— Start Selection —
To the surprise of many, Congress failed to extend the Terrorism Risk Insurance Act of 2002 ("TRIA"), which is set to expire at the end of this year. Many hope that TRIA in some form will be re-authorized early in 2015 and, while there appears to be broad bipartisan support for re-authorization, it is not possible to predict when or if such passage will take effect. While watching for the insurance market's response to these developments, set forth below are some practical measures that may be useful for parties in the real estate lending market to consider in the meantime:
- Borrowers and Lenders should review their current deal documents to determine (a) if any defaults are or may be created as a result of TRIA's expiration and (b) how to handle insurance renewals if terrorism insurance becomes unavailable or prohibitively expensive.
- Owners should review the terms of their terrorism insurance policies to determine whether they are cancelable by the relevant insurers once TRIA expires. Lenders might also review such policies (or discuss with the Borrower) to determine the likely consequences under their impacted loans.
- For current deals in process of closing, parties should consider what language should be included in their loan documents to cover terrorism insurance, and review issues relating to TRIA's expiration on the availability and cost of any such coverage.
- For new term sheets or commitments, parties (including mortgage brokers) should consider what requirements to include in respect of terrorism insurance and whether any distinctions should be made for factors such as the size, type and location of the property and/or the size of the loan. The potential increased costs of terrorism insurance should also be factored into the underwriting of new loans.
— End Selection —
— Start Material —
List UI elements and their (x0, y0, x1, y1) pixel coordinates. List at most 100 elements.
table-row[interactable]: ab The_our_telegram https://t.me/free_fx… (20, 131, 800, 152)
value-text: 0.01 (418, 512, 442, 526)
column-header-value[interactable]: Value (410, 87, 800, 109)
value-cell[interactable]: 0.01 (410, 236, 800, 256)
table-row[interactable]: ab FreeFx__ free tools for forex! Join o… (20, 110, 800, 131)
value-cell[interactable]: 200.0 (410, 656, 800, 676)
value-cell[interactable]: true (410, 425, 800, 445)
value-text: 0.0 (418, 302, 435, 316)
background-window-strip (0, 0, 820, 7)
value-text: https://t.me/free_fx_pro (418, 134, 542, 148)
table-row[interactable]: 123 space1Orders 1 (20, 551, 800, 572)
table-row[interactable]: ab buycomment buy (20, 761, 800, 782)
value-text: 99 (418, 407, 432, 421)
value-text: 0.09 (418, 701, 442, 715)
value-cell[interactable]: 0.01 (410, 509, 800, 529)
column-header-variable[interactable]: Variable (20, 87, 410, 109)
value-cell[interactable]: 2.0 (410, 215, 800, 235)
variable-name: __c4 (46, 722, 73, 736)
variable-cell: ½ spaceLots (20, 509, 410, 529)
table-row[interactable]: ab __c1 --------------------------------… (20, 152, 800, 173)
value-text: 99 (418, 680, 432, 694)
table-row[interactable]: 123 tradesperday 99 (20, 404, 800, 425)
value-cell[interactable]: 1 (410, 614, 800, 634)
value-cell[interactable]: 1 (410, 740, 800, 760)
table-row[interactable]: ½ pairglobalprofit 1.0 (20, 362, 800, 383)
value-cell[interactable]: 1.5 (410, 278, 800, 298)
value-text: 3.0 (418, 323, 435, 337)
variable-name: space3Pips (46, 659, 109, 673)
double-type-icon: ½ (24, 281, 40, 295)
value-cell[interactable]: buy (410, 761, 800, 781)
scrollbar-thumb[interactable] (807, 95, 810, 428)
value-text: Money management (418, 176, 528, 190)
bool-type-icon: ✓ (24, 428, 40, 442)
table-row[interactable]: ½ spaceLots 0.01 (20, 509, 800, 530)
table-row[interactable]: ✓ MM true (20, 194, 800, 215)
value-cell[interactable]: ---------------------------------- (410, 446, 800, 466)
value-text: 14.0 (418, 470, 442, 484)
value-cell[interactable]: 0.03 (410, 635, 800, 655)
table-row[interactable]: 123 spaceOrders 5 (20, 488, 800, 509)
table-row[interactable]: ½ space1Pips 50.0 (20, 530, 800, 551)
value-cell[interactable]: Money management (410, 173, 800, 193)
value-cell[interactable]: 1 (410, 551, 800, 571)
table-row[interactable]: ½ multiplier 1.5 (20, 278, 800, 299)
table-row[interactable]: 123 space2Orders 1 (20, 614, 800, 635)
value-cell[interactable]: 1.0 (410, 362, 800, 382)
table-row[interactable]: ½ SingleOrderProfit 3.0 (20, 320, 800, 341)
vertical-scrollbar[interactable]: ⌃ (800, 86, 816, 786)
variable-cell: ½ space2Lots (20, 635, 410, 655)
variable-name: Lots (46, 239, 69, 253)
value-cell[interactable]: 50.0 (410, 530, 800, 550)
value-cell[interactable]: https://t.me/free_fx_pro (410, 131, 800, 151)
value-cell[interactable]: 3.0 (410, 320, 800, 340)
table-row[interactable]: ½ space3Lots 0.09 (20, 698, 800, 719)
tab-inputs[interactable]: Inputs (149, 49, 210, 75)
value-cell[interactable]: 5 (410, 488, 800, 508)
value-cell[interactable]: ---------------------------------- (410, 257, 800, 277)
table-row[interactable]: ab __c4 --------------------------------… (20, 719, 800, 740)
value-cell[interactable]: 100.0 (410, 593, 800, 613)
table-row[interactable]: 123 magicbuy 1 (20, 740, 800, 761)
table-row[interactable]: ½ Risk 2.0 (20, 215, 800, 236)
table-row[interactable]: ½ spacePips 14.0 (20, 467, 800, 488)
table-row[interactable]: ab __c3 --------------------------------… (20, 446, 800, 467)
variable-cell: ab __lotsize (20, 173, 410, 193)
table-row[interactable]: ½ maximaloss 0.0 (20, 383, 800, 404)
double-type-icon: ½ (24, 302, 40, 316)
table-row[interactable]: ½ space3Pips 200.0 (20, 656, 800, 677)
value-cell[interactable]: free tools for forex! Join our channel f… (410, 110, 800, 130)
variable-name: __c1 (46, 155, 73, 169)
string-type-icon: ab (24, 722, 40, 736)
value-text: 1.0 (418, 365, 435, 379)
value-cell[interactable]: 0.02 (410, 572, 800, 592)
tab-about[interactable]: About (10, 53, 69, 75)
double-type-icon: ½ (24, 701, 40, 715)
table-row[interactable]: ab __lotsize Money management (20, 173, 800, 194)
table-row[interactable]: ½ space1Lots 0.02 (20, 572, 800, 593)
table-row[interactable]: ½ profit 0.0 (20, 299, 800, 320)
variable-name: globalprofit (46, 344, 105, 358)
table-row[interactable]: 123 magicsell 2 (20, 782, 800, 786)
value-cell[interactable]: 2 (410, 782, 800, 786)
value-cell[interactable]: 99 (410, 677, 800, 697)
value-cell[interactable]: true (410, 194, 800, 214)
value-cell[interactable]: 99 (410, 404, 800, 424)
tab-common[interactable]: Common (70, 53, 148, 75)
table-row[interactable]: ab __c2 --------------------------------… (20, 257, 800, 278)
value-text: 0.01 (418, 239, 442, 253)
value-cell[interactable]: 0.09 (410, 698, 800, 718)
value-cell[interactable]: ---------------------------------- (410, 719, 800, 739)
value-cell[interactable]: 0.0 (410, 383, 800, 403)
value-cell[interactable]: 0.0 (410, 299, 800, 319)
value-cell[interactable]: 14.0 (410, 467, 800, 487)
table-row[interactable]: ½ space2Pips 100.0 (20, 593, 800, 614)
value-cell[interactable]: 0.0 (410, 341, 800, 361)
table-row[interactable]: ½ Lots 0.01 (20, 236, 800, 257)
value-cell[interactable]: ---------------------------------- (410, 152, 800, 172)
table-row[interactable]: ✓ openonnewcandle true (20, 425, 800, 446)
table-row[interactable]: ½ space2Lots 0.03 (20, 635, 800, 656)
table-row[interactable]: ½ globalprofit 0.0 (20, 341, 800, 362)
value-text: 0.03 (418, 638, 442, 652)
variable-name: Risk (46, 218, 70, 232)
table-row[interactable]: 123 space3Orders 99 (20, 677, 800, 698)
— End Material —
> **To be done**
- A) In the text on the Terrorism Risk Insurance Act above, what should be factored into the underwriting of new loans?
- B) Pick up the text on the Terrorism Risk Insurance Act after its last sentence and continue writing it.

> **Responses per task**
- A) The potential increased costs of terrorism insurance should be factored into the underwriting of new loans.

- B)
- In certain instances, loan documents may contain a cap on the amount of premiums that a Borrower is required to pay in connection with terrorism insurance. Lenders with loans containing such provisions (or considering such provisions in pending deals) should give consideration to the amount of insurance that would be obtainable under such caps following TRIA's expiration. If such a cap would not result in a meaningful amount of terrorism coverage, Lenders should consider appropriate risk management measures.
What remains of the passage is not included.